*** DATA SECTION ***

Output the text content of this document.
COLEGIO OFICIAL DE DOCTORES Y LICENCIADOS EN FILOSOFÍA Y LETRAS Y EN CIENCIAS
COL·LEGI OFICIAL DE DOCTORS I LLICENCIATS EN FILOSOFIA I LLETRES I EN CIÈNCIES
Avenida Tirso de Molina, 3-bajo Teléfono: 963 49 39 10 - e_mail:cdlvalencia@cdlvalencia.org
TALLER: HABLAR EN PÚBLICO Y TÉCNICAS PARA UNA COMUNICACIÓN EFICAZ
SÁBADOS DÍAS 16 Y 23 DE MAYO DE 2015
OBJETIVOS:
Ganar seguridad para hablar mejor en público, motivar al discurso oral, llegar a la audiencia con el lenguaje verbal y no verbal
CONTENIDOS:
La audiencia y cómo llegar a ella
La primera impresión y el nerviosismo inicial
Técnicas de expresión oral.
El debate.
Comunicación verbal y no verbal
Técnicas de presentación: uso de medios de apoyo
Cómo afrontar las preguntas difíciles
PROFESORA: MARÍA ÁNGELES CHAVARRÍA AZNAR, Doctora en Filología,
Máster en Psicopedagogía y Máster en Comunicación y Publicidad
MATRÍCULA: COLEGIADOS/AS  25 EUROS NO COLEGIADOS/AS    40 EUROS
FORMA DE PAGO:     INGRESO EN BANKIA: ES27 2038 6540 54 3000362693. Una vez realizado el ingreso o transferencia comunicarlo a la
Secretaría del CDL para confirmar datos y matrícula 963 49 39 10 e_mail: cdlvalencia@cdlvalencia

***
*** DATA SECTION ***

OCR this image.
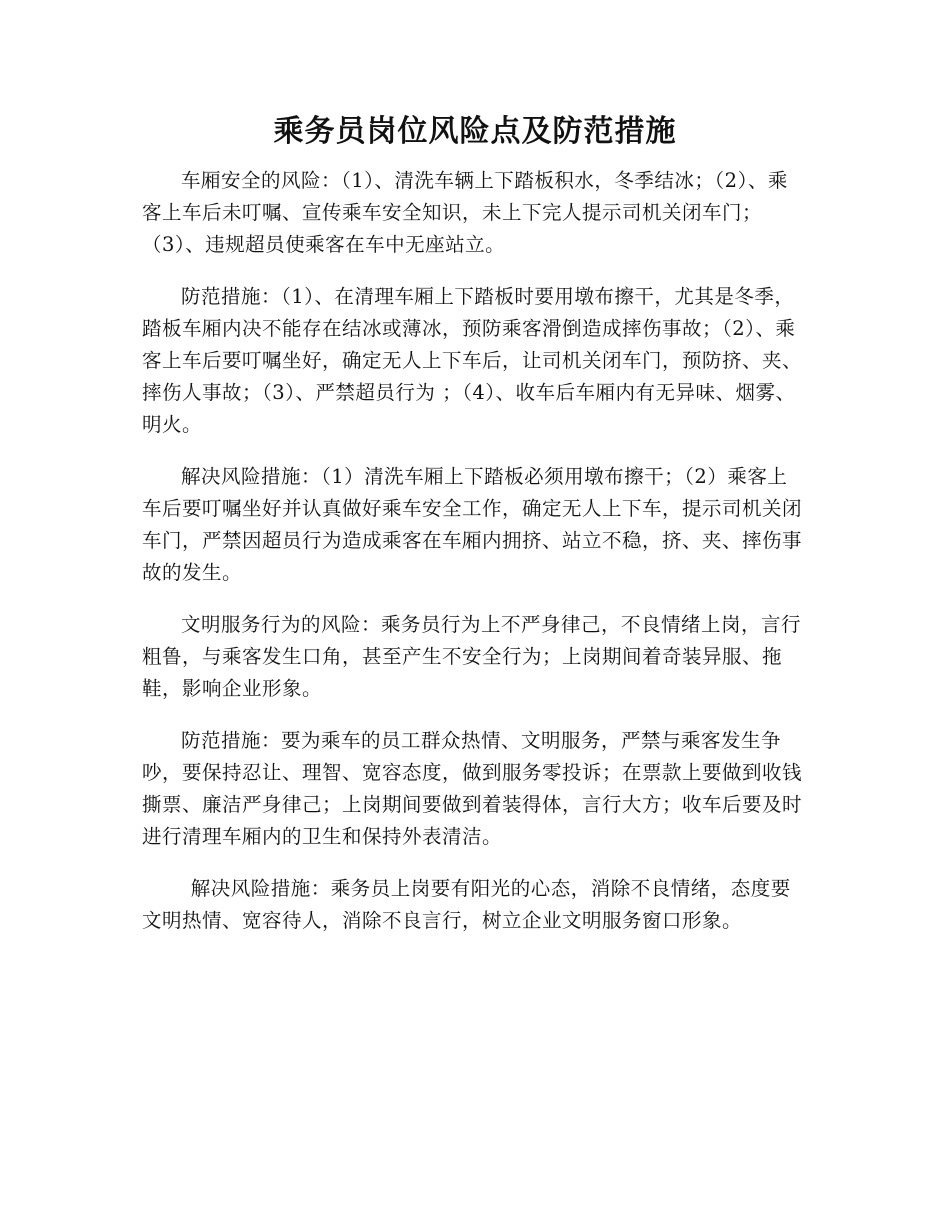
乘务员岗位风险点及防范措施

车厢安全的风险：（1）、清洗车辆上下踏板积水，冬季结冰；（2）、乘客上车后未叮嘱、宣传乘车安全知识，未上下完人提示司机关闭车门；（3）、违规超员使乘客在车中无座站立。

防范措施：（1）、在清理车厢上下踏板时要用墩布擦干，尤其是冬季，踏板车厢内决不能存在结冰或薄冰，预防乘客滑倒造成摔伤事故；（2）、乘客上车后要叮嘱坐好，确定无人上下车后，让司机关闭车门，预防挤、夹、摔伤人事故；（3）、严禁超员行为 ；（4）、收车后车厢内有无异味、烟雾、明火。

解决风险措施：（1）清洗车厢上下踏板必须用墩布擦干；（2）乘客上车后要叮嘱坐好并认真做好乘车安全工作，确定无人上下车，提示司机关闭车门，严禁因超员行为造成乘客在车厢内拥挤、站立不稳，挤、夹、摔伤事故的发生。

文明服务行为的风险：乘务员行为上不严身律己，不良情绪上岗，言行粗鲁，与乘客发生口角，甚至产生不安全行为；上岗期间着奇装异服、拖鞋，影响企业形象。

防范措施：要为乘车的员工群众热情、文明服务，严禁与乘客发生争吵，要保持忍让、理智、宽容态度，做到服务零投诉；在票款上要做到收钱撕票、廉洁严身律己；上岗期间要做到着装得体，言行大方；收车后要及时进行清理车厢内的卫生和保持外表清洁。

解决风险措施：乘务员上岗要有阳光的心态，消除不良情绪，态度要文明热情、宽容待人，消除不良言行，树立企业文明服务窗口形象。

***

### SET EXERCISE
The word "llegar" appears in how many lines of the data? Answer with only the number.

### EXPECTED OUTPUT
2